> Provided information:

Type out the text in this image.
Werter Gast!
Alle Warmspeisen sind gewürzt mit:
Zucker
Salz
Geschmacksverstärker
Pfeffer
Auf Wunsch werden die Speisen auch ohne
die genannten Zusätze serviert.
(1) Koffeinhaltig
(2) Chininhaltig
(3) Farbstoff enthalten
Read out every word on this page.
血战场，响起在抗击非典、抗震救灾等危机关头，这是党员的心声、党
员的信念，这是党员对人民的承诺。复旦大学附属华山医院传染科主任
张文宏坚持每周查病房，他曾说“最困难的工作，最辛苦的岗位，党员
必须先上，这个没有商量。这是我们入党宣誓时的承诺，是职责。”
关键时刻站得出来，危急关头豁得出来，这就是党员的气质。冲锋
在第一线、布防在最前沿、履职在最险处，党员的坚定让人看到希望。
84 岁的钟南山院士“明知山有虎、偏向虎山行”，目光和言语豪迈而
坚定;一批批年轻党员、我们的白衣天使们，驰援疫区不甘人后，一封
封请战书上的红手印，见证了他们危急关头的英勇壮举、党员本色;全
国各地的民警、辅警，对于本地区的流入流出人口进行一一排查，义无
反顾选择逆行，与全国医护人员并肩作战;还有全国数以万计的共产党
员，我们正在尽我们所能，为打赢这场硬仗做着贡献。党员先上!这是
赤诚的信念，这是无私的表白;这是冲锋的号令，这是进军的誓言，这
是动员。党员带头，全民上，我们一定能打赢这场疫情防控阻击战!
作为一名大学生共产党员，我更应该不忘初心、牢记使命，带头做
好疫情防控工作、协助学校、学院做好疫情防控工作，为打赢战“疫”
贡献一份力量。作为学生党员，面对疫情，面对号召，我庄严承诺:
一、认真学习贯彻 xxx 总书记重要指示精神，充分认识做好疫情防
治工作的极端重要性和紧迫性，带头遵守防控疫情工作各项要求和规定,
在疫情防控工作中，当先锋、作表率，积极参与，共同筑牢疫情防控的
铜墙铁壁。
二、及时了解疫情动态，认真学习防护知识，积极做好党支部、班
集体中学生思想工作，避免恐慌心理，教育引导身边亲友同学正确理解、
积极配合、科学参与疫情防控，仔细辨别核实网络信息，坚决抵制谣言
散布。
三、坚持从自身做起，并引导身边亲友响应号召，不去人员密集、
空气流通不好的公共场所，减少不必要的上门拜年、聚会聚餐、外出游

> Requirements:
Pick out every line above that holds the word "this" and copy it.

> Final result:
Type out the text in this image.
Read out every word on this page.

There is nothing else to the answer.